Exercise details
Collect every line below that contains the word "What".

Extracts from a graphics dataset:

----------------------------------------

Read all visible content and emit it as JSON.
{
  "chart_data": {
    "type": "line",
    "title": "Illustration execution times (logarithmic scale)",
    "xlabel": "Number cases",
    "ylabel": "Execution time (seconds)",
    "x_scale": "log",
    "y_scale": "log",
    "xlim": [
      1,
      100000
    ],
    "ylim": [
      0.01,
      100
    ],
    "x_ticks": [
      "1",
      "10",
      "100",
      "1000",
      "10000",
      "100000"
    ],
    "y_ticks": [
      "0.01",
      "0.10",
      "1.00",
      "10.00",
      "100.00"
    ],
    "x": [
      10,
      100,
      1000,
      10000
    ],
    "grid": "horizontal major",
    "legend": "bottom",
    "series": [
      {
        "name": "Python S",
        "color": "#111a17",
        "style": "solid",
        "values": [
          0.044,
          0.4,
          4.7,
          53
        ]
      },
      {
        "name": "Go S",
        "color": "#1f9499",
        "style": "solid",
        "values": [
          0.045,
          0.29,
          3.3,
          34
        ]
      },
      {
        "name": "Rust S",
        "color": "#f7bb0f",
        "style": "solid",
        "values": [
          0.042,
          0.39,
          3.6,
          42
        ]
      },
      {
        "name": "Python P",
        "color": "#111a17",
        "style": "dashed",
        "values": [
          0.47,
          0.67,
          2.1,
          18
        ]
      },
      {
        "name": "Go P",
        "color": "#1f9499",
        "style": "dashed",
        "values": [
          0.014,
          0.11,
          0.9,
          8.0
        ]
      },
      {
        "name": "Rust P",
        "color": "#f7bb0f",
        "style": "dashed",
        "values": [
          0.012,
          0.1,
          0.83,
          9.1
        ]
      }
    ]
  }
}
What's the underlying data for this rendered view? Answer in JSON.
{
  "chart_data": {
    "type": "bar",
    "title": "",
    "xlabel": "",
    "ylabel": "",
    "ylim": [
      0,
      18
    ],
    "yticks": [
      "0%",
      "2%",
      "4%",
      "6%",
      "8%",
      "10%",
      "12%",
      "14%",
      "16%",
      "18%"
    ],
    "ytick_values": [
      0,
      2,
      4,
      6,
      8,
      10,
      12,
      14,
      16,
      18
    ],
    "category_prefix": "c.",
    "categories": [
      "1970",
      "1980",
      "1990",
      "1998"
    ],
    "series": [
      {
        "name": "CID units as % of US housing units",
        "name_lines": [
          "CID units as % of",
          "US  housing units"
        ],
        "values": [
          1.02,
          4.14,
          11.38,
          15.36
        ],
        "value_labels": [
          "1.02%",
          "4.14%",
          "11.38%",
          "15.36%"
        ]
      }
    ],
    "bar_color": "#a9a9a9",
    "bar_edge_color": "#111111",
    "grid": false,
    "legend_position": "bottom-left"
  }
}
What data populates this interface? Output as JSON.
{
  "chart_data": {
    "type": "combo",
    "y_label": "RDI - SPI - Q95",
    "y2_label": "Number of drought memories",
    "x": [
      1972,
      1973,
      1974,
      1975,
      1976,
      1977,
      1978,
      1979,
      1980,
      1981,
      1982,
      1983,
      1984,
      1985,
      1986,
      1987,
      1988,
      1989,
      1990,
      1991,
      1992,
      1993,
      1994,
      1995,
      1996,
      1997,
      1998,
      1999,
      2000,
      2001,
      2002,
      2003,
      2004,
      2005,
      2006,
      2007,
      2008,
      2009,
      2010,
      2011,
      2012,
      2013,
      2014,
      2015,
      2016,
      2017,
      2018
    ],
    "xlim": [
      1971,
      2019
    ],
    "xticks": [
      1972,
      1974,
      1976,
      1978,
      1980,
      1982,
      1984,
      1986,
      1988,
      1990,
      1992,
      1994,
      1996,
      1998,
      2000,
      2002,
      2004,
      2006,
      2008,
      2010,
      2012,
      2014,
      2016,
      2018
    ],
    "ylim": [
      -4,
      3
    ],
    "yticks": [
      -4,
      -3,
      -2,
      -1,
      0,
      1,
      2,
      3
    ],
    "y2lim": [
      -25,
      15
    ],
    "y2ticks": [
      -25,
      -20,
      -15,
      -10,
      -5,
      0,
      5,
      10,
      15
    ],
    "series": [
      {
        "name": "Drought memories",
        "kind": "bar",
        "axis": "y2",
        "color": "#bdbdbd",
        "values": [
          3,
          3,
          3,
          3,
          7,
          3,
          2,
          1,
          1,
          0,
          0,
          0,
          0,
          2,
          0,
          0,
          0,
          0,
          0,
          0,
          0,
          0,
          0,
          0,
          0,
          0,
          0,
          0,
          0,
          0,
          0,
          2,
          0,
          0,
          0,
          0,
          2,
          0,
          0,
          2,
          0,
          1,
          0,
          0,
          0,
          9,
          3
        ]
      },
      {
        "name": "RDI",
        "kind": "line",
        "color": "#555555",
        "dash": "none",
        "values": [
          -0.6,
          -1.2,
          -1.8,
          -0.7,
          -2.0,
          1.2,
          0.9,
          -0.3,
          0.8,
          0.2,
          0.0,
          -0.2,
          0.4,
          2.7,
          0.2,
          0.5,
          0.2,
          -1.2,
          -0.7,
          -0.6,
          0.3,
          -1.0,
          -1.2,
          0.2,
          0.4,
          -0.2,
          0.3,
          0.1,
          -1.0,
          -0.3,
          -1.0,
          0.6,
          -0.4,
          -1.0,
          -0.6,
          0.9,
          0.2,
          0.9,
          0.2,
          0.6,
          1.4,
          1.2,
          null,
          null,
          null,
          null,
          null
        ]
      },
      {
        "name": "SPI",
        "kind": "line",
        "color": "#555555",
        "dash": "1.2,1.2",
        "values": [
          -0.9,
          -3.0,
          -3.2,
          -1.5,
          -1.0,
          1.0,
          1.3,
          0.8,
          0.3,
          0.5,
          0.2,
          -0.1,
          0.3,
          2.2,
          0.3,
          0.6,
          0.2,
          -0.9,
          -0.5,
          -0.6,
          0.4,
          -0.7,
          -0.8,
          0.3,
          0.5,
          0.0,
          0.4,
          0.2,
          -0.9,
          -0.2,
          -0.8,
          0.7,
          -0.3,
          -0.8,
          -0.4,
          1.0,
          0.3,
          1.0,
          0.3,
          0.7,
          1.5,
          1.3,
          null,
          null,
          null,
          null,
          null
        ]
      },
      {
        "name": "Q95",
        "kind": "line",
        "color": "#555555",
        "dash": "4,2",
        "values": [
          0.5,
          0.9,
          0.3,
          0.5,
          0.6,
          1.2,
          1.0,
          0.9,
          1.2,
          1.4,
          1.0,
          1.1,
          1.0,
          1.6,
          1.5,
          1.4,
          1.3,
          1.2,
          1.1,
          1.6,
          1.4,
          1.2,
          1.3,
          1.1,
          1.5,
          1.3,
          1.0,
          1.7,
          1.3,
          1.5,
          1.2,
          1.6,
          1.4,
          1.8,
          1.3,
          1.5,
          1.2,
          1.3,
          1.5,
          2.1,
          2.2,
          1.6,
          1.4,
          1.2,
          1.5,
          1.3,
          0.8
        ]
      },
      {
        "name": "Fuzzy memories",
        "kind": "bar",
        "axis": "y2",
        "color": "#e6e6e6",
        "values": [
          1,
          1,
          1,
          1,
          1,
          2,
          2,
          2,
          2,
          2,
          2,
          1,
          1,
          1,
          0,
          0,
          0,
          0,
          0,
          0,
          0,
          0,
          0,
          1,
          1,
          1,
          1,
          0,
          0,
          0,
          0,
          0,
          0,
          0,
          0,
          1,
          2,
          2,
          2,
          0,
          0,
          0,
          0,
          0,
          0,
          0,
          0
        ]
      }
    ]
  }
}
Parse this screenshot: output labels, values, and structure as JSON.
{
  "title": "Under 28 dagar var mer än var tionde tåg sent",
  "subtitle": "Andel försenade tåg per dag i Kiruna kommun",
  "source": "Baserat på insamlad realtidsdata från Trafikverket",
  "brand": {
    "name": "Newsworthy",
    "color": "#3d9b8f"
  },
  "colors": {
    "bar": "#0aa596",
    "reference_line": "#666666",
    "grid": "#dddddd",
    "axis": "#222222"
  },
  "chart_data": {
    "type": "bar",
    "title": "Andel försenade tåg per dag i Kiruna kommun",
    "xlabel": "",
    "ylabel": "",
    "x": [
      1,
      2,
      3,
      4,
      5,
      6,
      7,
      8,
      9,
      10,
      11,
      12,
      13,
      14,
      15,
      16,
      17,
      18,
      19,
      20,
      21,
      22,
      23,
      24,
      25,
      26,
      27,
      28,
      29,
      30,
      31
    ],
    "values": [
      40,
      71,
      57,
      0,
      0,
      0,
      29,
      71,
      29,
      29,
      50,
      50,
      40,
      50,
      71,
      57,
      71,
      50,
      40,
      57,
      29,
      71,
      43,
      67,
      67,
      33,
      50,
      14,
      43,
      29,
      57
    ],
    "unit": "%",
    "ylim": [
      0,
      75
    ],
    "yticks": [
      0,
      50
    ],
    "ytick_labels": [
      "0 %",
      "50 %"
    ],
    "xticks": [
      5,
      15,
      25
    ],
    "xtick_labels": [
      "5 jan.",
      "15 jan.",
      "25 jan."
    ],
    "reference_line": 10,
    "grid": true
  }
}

----------------------------------------

Written reply
What's the underlying data for this rendered view? Answer in JSON.
What data populates this interface? Output as JSON.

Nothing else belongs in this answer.